_SHORT PROBLEM_.
Give the count of lines in the data that include "מיליוני", with no other words.

########################################

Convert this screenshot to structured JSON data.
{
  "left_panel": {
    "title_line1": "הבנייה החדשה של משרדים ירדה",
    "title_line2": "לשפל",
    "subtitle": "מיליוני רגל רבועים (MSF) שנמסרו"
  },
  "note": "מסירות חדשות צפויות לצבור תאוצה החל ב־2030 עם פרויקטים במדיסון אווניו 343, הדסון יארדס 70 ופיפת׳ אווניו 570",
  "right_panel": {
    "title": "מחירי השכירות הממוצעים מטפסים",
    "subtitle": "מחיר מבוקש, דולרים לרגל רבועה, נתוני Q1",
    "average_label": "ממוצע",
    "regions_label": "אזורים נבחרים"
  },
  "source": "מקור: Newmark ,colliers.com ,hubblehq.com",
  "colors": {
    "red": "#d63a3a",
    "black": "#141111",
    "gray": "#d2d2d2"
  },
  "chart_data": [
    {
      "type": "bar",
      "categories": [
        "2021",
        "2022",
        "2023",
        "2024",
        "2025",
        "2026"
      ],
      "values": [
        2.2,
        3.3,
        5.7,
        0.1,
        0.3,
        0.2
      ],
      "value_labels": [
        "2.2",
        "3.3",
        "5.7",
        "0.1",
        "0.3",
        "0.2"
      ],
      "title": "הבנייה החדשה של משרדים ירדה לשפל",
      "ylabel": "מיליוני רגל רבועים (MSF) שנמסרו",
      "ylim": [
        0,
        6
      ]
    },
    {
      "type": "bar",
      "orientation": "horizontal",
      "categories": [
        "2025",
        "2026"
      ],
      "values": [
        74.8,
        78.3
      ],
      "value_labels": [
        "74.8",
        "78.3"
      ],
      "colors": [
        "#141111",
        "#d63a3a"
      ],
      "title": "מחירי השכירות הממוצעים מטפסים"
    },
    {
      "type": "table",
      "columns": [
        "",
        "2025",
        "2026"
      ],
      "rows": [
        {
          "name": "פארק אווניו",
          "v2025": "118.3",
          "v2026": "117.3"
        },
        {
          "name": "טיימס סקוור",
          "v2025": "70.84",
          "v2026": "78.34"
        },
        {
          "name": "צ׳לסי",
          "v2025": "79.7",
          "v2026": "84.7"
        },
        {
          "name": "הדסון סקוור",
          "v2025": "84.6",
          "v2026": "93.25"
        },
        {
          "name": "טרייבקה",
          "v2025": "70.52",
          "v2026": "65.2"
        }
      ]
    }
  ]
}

########################################

_REPLY TO THE TASK_.
2